■ **WRITTEN INSTRUCTION**:
Below are some records; give them all again exactly, but not the pictures.

[Stored items]
+ + + + +

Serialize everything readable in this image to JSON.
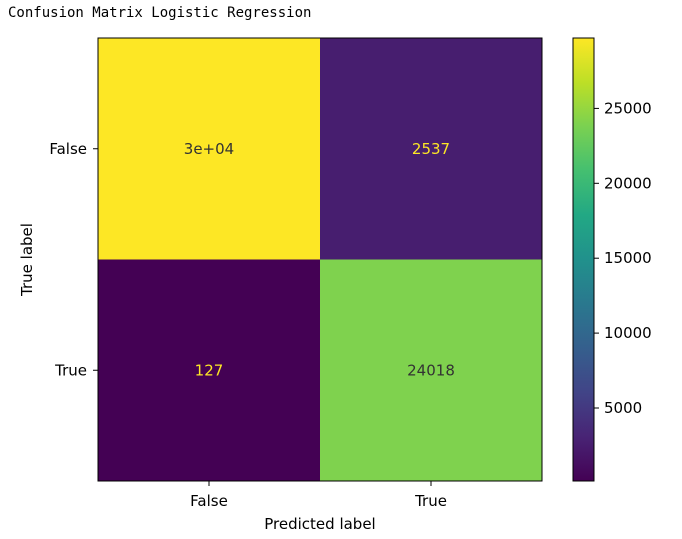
{
  "page": {
    "title": "Confusion Matrix Logistic Regression"
  },
  "chart_data": {
    "type": "heatmap",
    "title": "",
    "xlabel": "Predicted label",
    "ylabel": "True label",
    "x_tick_labels": [
      "False",
      "True"
    ],
    "y_tick_labels": [
      "False",
      "True"
    ],
    "values": [
      [
        29700,
        2537
      ],
      [
        127,
        24018
      ]
    ],
    "cell_labels": [
      [
        "3e+04",
        "2537"
      ],
      [
        "127",
        "24018"
      ]
    ],
    "colormap": "viridis",
    "colorbar": {
      "range": [
        127,
        29700
      ],
      "ticks": [
        5000,
        10000,
        15000,
        20000,
        25000
      ],
      "tick_labels": [
        "5000",
        "10000",
        "15000",
        "20000",
        "25000"
      ]
    },
    "text_color_dark": "#333333",
    "text_color_light": "#fde725"
  }
}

+ + + + +

■ **PROBLEM SOLUTION**:
Serialize everything readable in this image to JSON.
{
  "page": {
    "title": "Confusion Matrix Logistic Regression"
  },
  "chart_data": {
    "type": "heatmap",
    "title": "",
    "xlabel": "Predicted label",
    "ylabel": "True label",
    "x_tick_labels": [
      "False",
      "True"
    ],
    "y_tick_labels": [
      "False",
      "True"
    ],
    "values": [
      [
        29700,
        2537
      ],
      [
        127,
        24018
      ]
    ],
    "cell_labels": [
      [
        "3e+04",
        "2537"
      ],
      [
        "127",
        "24018"
      ]
    ],
    "colormap": "viridis",
    "colorbar": {
      "range": [
        127,
        29700
      ],
      "ticks": [
        5000,
        10000,
        15000,
        20000,
        25000
      ],
      "tick_labels": [
        "5000",
        "10000",
        "15000",
        "20000",
        "25000"
      ]
    },
    "text_color_dark": "#333333",
    "text_color_light": "#fde725"
  }
}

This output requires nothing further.